Write out all of the rows below verbatim, leaving the pictures out of your answer.

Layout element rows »
::::

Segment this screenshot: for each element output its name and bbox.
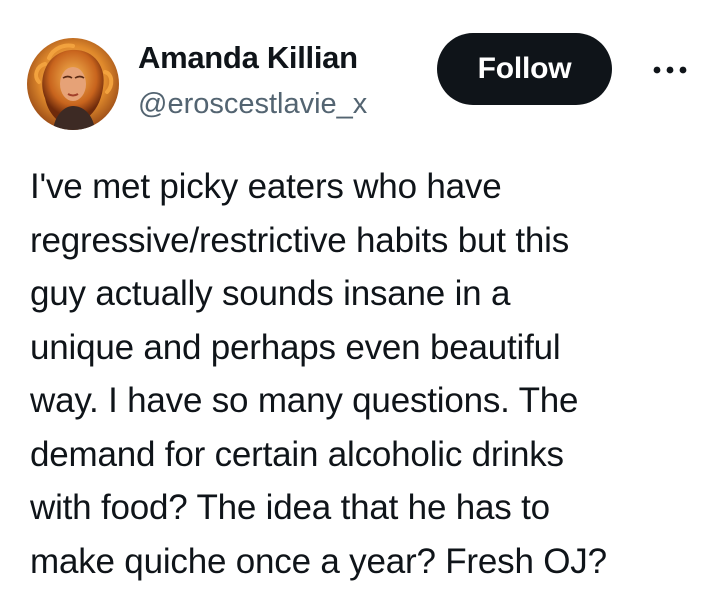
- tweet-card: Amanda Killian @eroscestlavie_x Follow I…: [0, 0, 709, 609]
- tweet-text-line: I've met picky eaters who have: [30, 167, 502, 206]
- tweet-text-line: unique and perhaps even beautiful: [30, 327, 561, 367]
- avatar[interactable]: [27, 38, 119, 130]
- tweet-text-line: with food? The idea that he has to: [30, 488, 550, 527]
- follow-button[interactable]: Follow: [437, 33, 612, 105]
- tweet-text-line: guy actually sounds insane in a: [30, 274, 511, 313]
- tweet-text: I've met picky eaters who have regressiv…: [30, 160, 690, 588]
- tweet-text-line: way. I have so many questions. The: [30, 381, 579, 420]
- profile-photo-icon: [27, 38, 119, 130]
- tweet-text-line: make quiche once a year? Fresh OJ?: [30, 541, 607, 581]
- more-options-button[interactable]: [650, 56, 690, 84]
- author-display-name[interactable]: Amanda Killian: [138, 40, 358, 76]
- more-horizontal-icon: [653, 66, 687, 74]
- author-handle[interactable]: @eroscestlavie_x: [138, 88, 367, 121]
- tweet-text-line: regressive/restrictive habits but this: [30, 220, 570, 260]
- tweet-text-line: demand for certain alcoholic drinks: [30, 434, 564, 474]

::::

COMPLETE OUTPUT »
Segment this screenshot: for each element output its name and bbox.
- tweet-card: Amanda Killian @eroscestlavie_x Follow I…: [0, 0, 709, 609]
- tweet-text-line: I've met picky eaters who have: [30, 167, 502, 206]
- tweet-text-line: unique and perhaps even beautiful: [30, 327, 561, 367]
- avatar[interactable]: [27, 38, 119, 130]
- tweet-text-line: with food? The idea that he has to: [30, 488, 550, 527]
- follow-button[interactable]: Follow: [437, 33, 612, 105]
- tweet-text-line: guy actually sounds insane in a: [30, 274, 511, 313]
- tweet-text: I've met picky eaters who have regressiv…: [30, 160, 690, 588]
- tweet-text-line: way. I have so many questions. The: [30, 381, 579, 420]
- profile-photo-icon: [27, 38, 119, 130]
- tweet-text-line: make quiche once a year? Fresh OJ?: [30, 541, 607, 581]
- more-options-button[interactable]: [650, 56, 690, 84]
- author-display-name[interactable]: Amanda Killian: [138, 40, 358, 76]
- more-horizontal-icon: [653, 66, 687, 74]
- author-handle[interactable]: @eroscestlavie_x: [138, 88, 367, 121]
- tweet-text-line: regressive/restrictive habits but this: [30, 220, 570, 260]
- tweet-text-line: demand for certain alcoholic drinks: [30, 434, 564, 474]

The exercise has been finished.